---------- DOCUMENT SECTION ----------

Interview by Shirley Kaneda
Shirley Kaneda: Both your
flat work and the work that are assemblages are spacial, yet hold illusion
in check; that is they tend to be more optical, where the images are seen
through a layer of frosted mylar that functions as a lens, creating a
blurred image of what lies behind it. The interplay of focus and distorted,
exterior and interior, surface and structure seem clearly to point to
the notion of concealing and then revealing what is all ready open to
view. This situation seemingly collapses or connects the forms, the phenomenal
and the psychological together? Is this something you are interested in
doing?
Ivelisse Jimenez: Yes, there is an insinuation of a congruence
between the actual and the mental that is not definitive. In having to
travel the space between the different aspects of the piece, the digestive
process is slowed down.
SK: Where do you get your
images from? Do they have any references to the outside world?
IJ: I take images form all sorts of different places,
from perspectives of what I see around me everyday, to memories of a shape
seen in an illustration. Eventually most of it is reduced to a limited
shared vocabulary of forms. The negative spaces in my drawings are a point
of departure to work with my variations of these shapes. I also use figurative
images occasionally as another element of disparity.
SK: Is this connected
to the fact that while you have two approaches to painting: one is traditional,
paint on canvas and the other is collage where you put bits of plastic,
tape and other colored material onto the surface? The latter is something
like a bridge to the assemblages/ constructed works. But is it also a
supplement to traditional painting in general? if so what do you see as
painting's deficiencies?

----------

◆ TASK REQUIREMENTS
1. In the interview, what does Ivelisse Jimenez say happens to the digestive process when a viewer has to travel the space between the different aspects of a piece?
2. Do these statements agree with the interview? (a) Jimenez says most of the images are eventually reduced to a limited shared vocabulary of forms. (b) Jimenez says figurative images are never used. (c) Kaneda describes the images as seen through a layer of clear glass.
3. Can you carry the interview with Ivelisse Jimenez forward from its last sentence?

---------- GIVEN ENTRIES ----------

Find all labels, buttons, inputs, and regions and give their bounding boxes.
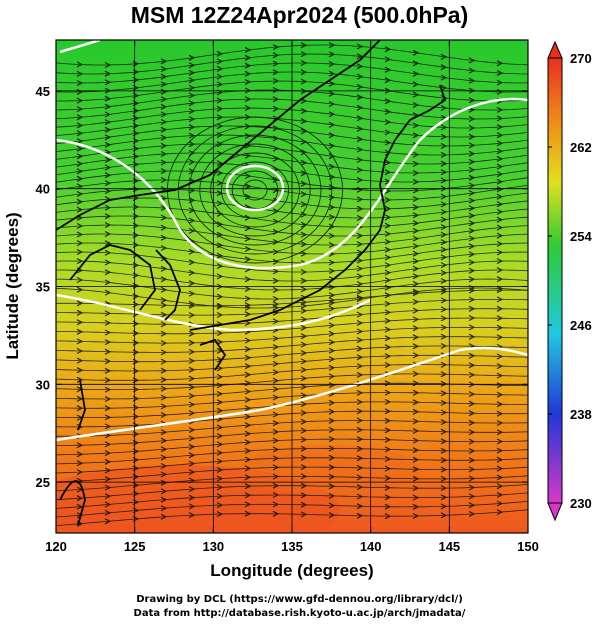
- y-tick-label: 35: [36, 280, 50, 295]
- colorbar-label: 270: [570, 51, 592, 66]
- colorbar-gradient: [547, 57, 563, 504]
- y-tick-label: 25: [36, 475, 50, 490]
- y-tick-label: 45: [36, 84, 50, 99]
- x-tick-label: 135: [281, 539, 303, 554]
- x-tick-label: 120: [45, 539, 67, 554]
- x-tick-label: 125: [124, 539, 146, 554]
- x-tick-label: 130: [202, 539, 224, 554]
- lat-lon-grid: [56, 40, 528, 533]
- x-tick-label: 150: [517, 539, 539, 554]
- colorbar-label: 238: [570, 407, 592, 422]
- temperature-isolines: [56, 40, 528, 442]
- axis-ticks: 120 125 130 135 140 145 150 25 30 35 40 45: [36, 40, 539, 554]
- colorbar-max-arrow: [547, 40, 563, 59]
- colorbar-label: 246: [570, 318, 592, 333]
- coastlines: [56, 40, 447, 526]
- colorbar-label: 230: [570, 496, 592, 511]
- x-axis-label: Longitude (degrees): [210, 561, 373, 580]
- colorbar: 270 262 254 246 238 230: [547, 40, 592, 522]
- colorbar-label: 254: [570, 229, 592, 244]
- x-tick-label: 145: [438, 539, 460, 554]
- colorbar-label: 262: [570, 140, 592, 155]
- y-axis-label: Latitude (degrees): [3, 212, 22, 359]
- credit-drawing: Drawing by DCL (https://www.gfd-dennou.o…: [136, 594, 463, 605]
- x-tick-label: 140: [360, 539, 382, 554]
- colorbar-min-arrow: [547, 502, 563, 522]
- y-tick-label: 30: [36, 377, 50, 392]
- credit-data: Data from http://database.rish.kyoto-u.a…: [133, 608, 466, 619]
- map-title: MSM 12Z24Apr2024 (500.0hPa): [130, 2, 469, 28]
- y-tick-label: 40: [36, 182, 50, 197]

----------

◆ RESPONSES TO THE EXERCISE
1. It is slowed down.

2.
(a) Yes: "Eventually most of it is reduced to a limited shared vocabulary of forms."
(b) No: "I also use figurative images occasionally as another element of disparity."
(c) No: "through a layer of frosted mylar that functions as a lens"

3.
IJ: One of my interests with collage is to include in
the painting that which it is not. This old activity of cutting and pasting
to the painted surface serves my interest in acknowledging different forms
of perception and interpretation simultaneously. The use of these materials
as painting also adds informality, impermanence and an element of deception,
of discovering at close inspection, qualities that were not evident at
a distance. I believe one is able to achieve an openess in one’s
work, to the possibilities of intertextuality with the use of liquid material
alone. It is a matter of choice, I think the literalness of the material
adds to a physicality that is important in terms of the type of nuances
I want to include.
SK: With these two different
approaches to flat work, are you after a kind of synthesis or do you see
each as doing something the other can't? Is this what you are getting
at in the new diptych like works where there is a traditional canvas on
one side and an assemblage of equal size on the other?
IJ: Even when the two approaches are not incompatible
they are dissimilar units that can't be reduced to a whole. The experience
of movement here is more one of vibration. Both interpretations side by
side within equal amounts of space also neutralizes each other’s
strength opening the attention to the interval.
SK: In which case how
do you see them as functioning differently, other than physically from
the installation work?
IJ: The effect is similar (compatible) in both parts
as they indicate a third space that is not present frontally. In one case
it is the imaginary space of the canvas, in the other it is the actual
material (plastic) that produces the blurring. They converge and then
diverge as both parts require different decoding modes and play a different
tone (therefore the vibration). They both require a different reception
at different times. The factor of the equal size and the square shape
pushes towards a simultaneous absorption of both or being stopped by doubt.
SK: When you speak of
"tone" and "vibration", these are terms often used
in relation to music where autonomous sounds coalesce into a continuous
overall composition. This can also produce conflicts which brings me to
the question of the fact that there also seems to be an attempt to contain
conflict within your work where the collage elements seem to put a check
on the more gestural parts of your painting. The fluidity of brush strokes
seems not to be able to remain being emblematic of freedom. Do you see
your work as an attempt to reach a certain freedom by combining use of
different materials and formats. Is this a conscious decision and if so,
what does this freedom represent for you?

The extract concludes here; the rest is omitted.